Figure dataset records
Begin
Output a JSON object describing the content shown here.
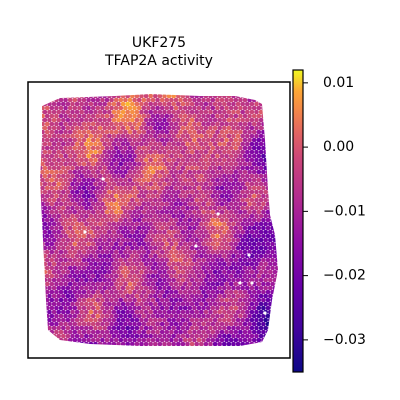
{
  "chart_data": {
    "type": "heatmap",
    "title_lines": [
      "UKF275",
      "TFAP2A activity"
    ],
    "colormap": "plasma",
    "color_range": [
      -0.035,
      0.012
    ],
    "colorbar": {
      "ticks": [
        {
          "value": 0.01,
          "label": "0.01"
        },
        {
          "value": 0.0,
          "label": "0.00"
        },
        {
          "value": -0.01,
          "label": "−0.01"
        },
        {
          "value": -0.02,
          "label": "−0.02"
        },
        {
          "value": -0.03,
          "label": "−0.03"
        }
      ]
    },
    "spatial_spots": {
      "description_of_pattern": "hexagonal spot grid filling tissue outline; higher activity toward top, lower toward right and bottom",
      "value_range_shown": [
        -0.035,
        0.012
      ]
    }
  }
}
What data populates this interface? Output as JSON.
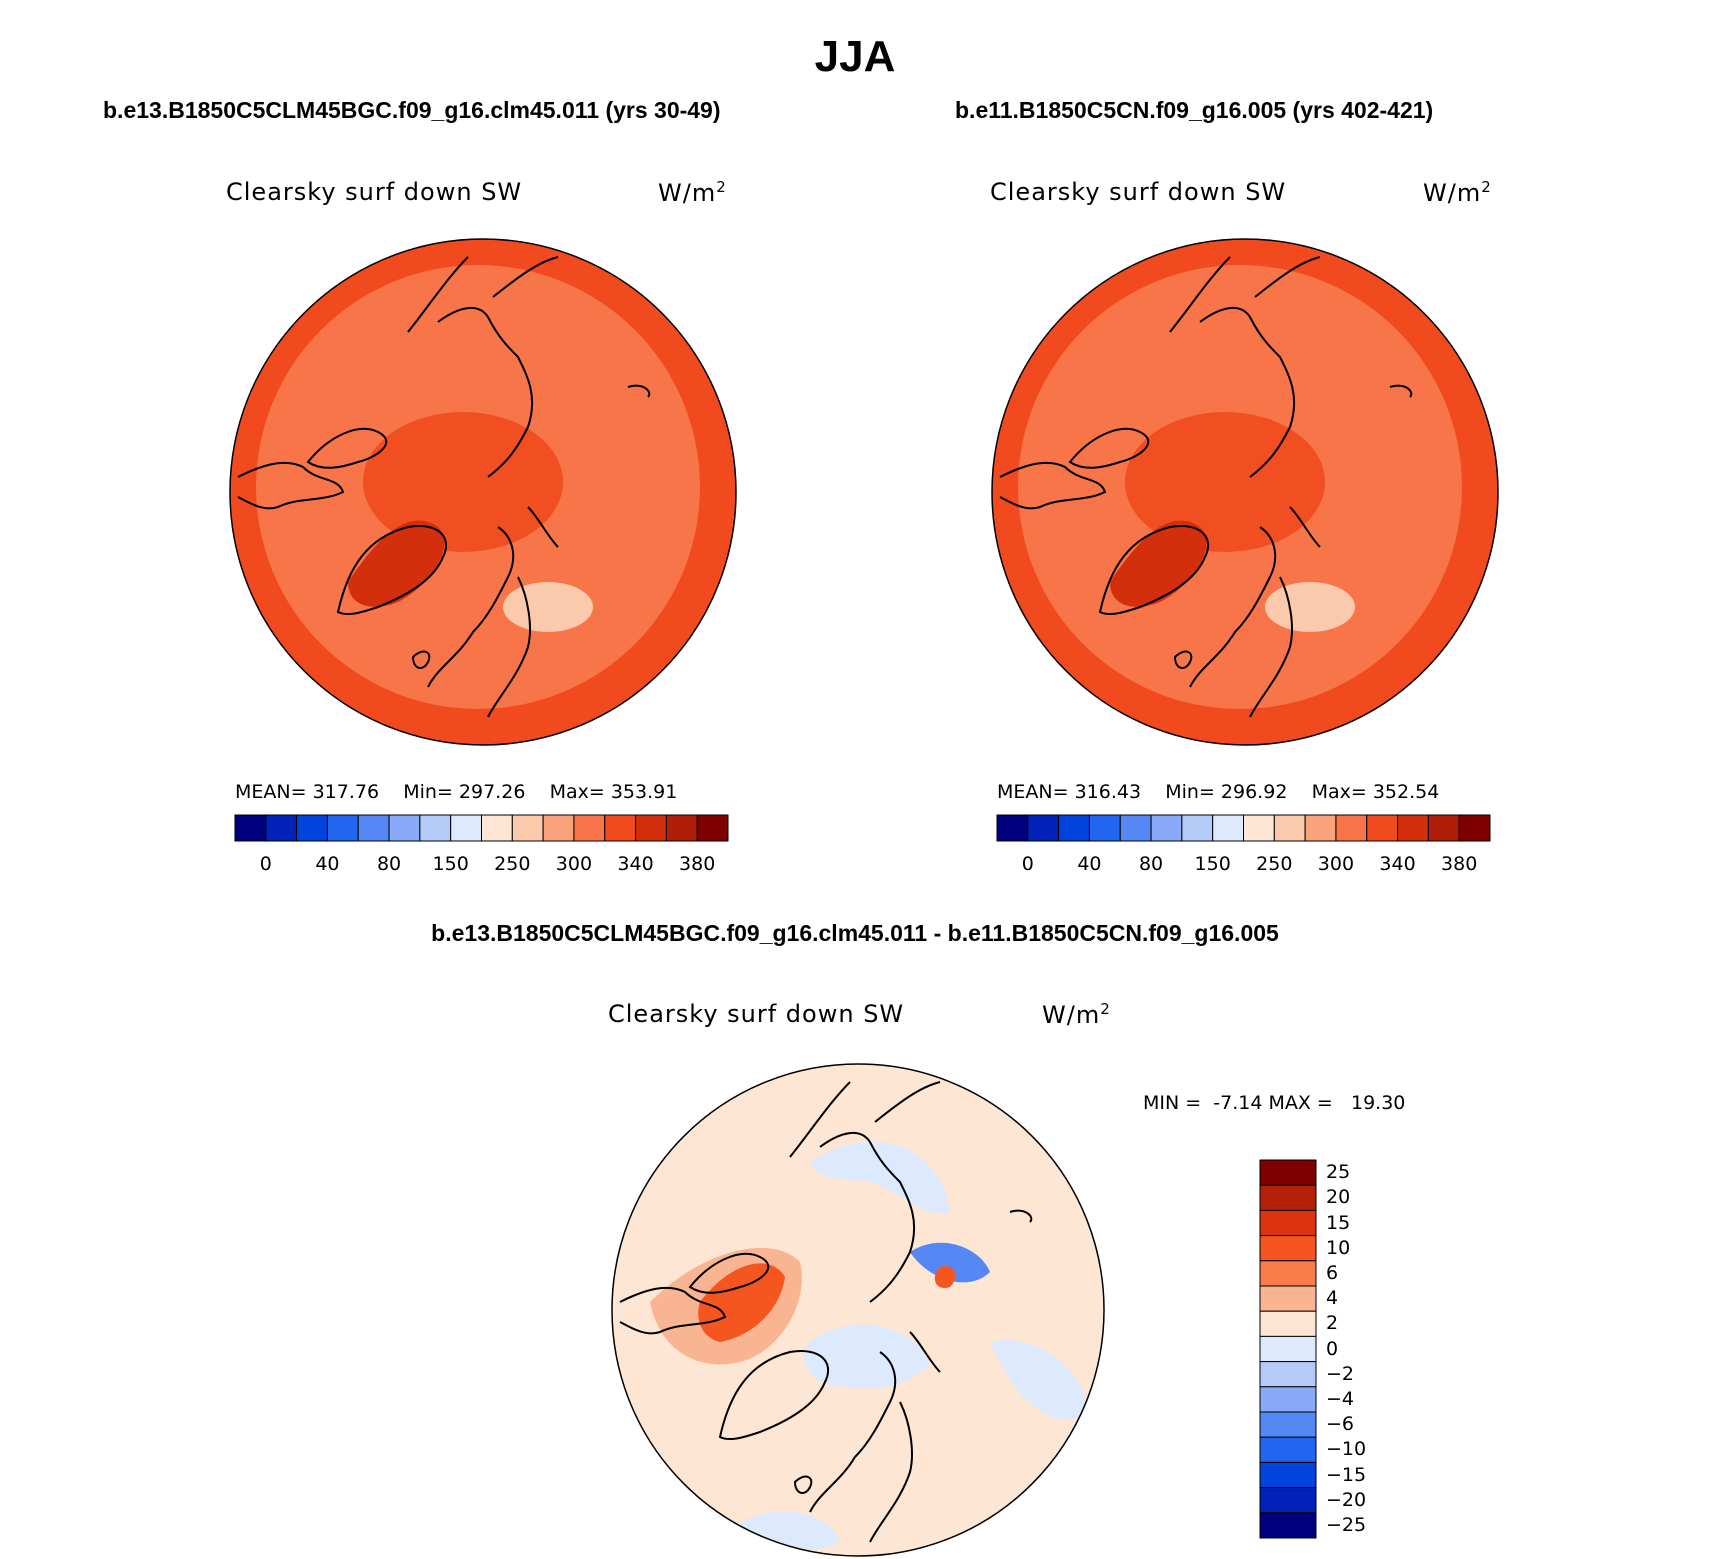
{
  "title": "JJA",
  "panels": [
    {
      "case": "b.e13.B1850C5CLM45BGC.f09_g16.clm45.011 (yrs 30-49)",
      "variable": "Clearsky surf down SW",
      "units": "W/m",
      "units_sup": "2",
      "stats": {
        "mean_label": "MEAN=",
        "mean": "317.76",
        "min_label": "Min=",
        "min": "297.26",
        "max_label": "Max=",
        "max": "353.91"
      }
    },
    {
      "case": "b.e11.B1850C5CN.f09_g16.005 (yrs 402-421)",
      "variable": "Clearsky surf down SW",
      "units": "W/m",
      "units_sup": "2",
      "stats": {
        "mean_label": "MEAN=",
        "mean": "316.43",
        "min_label": "Min=",
        "min": "296.92",
        "max_label": "Max=",
        "max": "352.54"
      }
    }
  ],
  "abs_colorbar": {
    "colors": [
      "#00007f",
      "#0022b8",
      "#0044dd",
      "#2266f0",
      "#5588f5",
      "#88aaf8",
      "#b5cbfa",
      "#dde9fc",
      "#fde6d4",
      "#fbc9ac",
      "#f9a37d",
      "#f77548",
      "#f04a1e",
      "#d42f0c",
      "#b01e08",
      "#7f0000"
    ],
    "labels": [
      "0",
      "40",
      "80",
      "150",
      "250",
      "300",
      "340",
      "380"
    ]
  },
  "diff": {
    "title": "b.e13.B1850C5CLM45BGC.f09_g16.clm45.011 - b.e11.B1850C5CN.f09_g16.005",
    "variable": "Clearsky surf down SW",
    "units": "W/m",
    "units_sup": "2",
    "stats": {
      "min_label": "MIN =",
      "min": "-7.14",
      "max_label": "MAX =",
      "max": "19.30"
    }
  },
  "diff_colorbar": {
    "colors": [
      "#7f0000",
      "#b52008",
      "#dd3311",
      "#f5551e",
      "#f77e4a",
      "#f9b592",
      "#fde6d4",
      "#dde9fc",
      "#b5cbfa",
      "#88aaf8",
      "#5588f5",
      "#2266f0",
      "#0044dd",
      "#0022b8",
      "#00007f"
    ],
    "labels": [
      "25",
      "20",
      "15",
      "10",
      "6",
      "4",
      "2",
      "0",
      "-2",
      "-4",
      "-6",
      "-10",
      "-15",
      "-20",
      "-25"
    ]
  },
  "map_colors": {
    "outer": "#f04a1e",
    "mid": "#f77548",
    "pole": "#f04a1e",
    "greenland": "#d42f0c",
    "low": "#fbc9ac",
    "diff_background": "#fde6d4",
    "diff_pos": "#f9b592",
    "diff_strong_pos": "#f5551e",
    "diff_neg": "#dde9fc",
    "diff_strong_neg": "#5588f5"
  }
}
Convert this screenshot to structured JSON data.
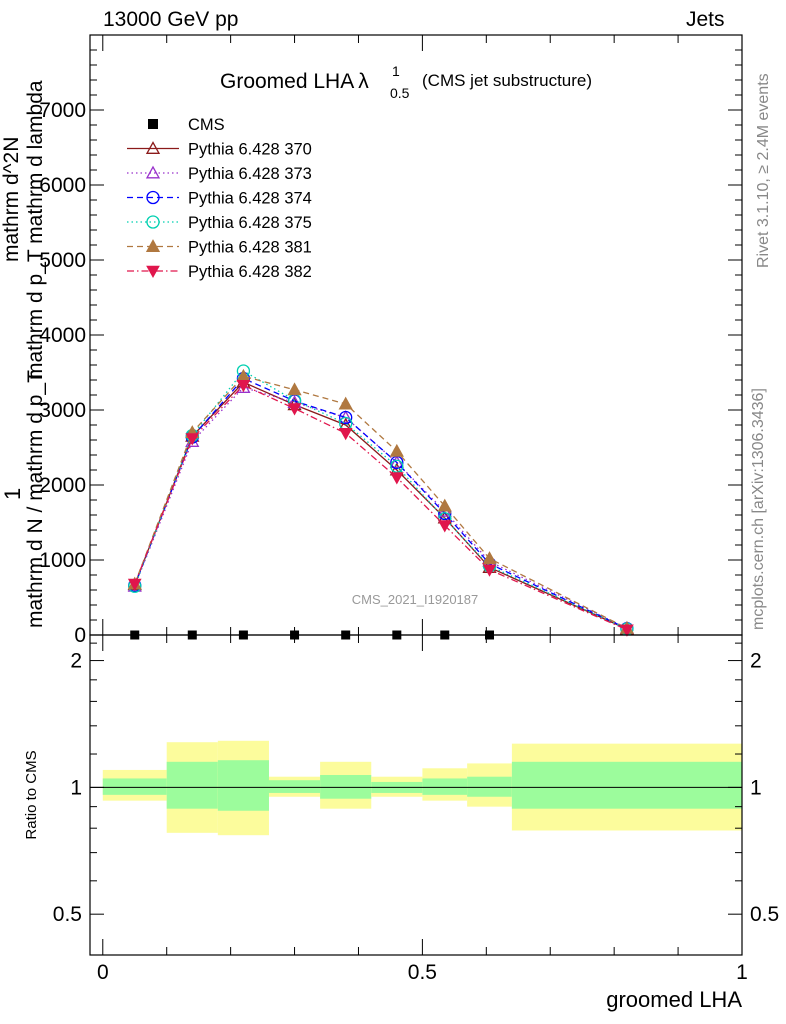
End
- **Exercise directions**: Return the listing above unchanged, apart from dropping its pictures.

- **The reply**:
Output a JSON object describing the content shown here.
{
  "chart_data": {
    "type": "heatmap",
    "title_lines": [
      "UKF275",
      "TFAP2A activity"
    ],
    "colormap": "plasma",
    "color_range": [
      -0.035,
      0.012
    ],
    "colorbar": {
      "ticks": [
        {
          "value": 0.01,
          "label": "0.01"
        },
        {
          "value": 0.0,
          "label": "0.00"
        },
        {
          "value": -0.01,
          "label": "−0.01"
        },
        {
          "value": -0.02,
          "label": "−0.02"
        },
        {
          "value": -0.03,
          "label": "−0.03"
        }
      ]
    },
    "spatial_spots": {
      "description_of_pattern": "hexagonal spot grid filling tissue outline; higher activity toward top, lower toward right and bottom",
      "value_range_shown": [
        -0.035,
        0.012
      ]
    }
  }
}
What data populates this interface? Output as JSON.
{
  "title": "JJA",
  "panels": [
    {
      "case": "b.e13.B1850C5CLM45BGC.f09_g16.clm45.011 (yrs 30-49)",
      "variable": "Clearsky surf down SW",
      "units": "W/m",
      "units_sup": "2",
      "stats": {
        "mean_label": "MEAN=",
        "mean": "317.76",
        "min_label": "Min=",
        "min": "297.26",
        "max_label": "Max=",
        "max": "353.91"
      }
    },
    {
      "case": "b.e11.B1850C5CN.f09_g16.005 (yrs 402-421)",
      "variable": "Clearsky surf down SW",
      "units": "W/m",
      "units_sup": "2",
      "stats": {
        "mean_label": "MEAN=",
        "mean": "316.43",
        "min_label": "Min=",
        "min": "296.92",
        "max_label": "Max=",
        "max": "352.54"
      }
    }
  ],
  "abs_colorbar": {
    "colors": [
      "#00007f",
      "#0022b8",
      "#0044dd",
      "#2266f0",
      "#5588f5",
      "#88aaf8",
      "#b5cbfa",
      "#dde9fc",
      "#fde6d4",
      "#fbc9ac",
      "#f9a37d",
      "#f77548",
      "#f04a1e",
      "#d42f0c",
      "#b01e08",
      "#7f0000"
    ],
    "labels": [
      "0",
      "40",
      "80",
      "150",
      "250",
      "300",
      "340",
      "380"
    ]
  },
  "diff": {
    "title": "b.e13.B1850C5CLM45BGC.f09_g16.clm45.011 - b.e11.B1850C5CN.f09_g16.005",
    "variable": "Clearsky surf down SW",
    "units": "W/m",
    "units_sup": "2",
    "stats": {
      "min_label": "MIN =",
      "min": "-7.14",
      "max_label": "MAX =",
      "max": "19.30"
    }
  },
  "diff_colorbar": {
    "colors": [
      "#7f0000",
      "#b52008",
      "#dd3311",
      "#f5551e",
      "#f77e4a",
      "#f9b592",
      "#fde6d4",
      "#dde9fc",
      "#b5cbfa",
      "#88aaf8",
      "#5588f5",
      "#2266f0",
      "#0044dd",
      "#0022b8",
      "#00007f"
    ],
    "labels": [
      "25",
      "20",
      "15",
      "10",
      "6",
      "4",
      "2",
      "0",
      "-2",
      "-4",
      "-6",
      "-10",
      "-15",
      "-20",
      "-25"
    ]
  },
  "map_colors": {
    "outer": "#f04a1e",
    "mid": "#f77548",
    "pole": "#f04a1e",
    "greenland": "#d42f0c",
    "low": "#fbc9ac",
    "diff_background": "#fde6d4",
    "diff_pos": "#f9b592",
    "diff_strong_pos": "#f5551e",
    "diff_neg": "#dde9fc",
    "diff_strong_neg": "#5588f5"
  }
}
Convert this screenshot to structured JSON data.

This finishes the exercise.